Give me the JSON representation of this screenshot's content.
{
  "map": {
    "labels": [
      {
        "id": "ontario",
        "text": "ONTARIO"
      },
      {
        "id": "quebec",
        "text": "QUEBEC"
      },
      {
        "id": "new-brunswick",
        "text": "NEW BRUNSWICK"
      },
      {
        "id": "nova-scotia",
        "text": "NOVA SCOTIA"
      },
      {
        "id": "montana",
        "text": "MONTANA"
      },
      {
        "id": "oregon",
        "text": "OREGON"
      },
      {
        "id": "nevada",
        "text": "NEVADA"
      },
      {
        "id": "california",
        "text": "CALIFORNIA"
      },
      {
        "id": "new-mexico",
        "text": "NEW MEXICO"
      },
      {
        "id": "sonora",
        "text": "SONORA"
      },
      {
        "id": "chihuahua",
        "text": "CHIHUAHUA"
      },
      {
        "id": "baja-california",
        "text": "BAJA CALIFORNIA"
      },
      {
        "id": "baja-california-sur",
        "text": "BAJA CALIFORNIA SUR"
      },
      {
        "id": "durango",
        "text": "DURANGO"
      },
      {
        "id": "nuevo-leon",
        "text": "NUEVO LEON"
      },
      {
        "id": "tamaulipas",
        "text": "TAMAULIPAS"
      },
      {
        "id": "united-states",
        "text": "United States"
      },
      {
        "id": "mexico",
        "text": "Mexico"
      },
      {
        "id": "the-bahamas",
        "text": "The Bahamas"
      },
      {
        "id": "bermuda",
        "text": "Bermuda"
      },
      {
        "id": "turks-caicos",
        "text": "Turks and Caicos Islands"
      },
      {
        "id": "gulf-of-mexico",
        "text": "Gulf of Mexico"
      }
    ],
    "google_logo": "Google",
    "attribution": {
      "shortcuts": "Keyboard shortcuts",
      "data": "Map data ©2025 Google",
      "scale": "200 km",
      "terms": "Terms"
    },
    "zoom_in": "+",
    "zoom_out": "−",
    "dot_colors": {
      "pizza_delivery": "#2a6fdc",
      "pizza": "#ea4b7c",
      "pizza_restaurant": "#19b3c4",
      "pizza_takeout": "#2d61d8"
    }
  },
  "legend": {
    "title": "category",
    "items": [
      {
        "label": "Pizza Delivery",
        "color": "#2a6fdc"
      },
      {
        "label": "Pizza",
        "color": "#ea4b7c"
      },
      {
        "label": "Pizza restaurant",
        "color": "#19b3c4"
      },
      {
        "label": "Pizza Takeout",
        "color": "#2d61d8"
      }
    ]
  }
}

• • •

* **Exercise directions**
Show every line that contains the word "Google".

* **Solution for this problem**
    "google_logo": "Google",
      "data": "Map data ©2025 Google",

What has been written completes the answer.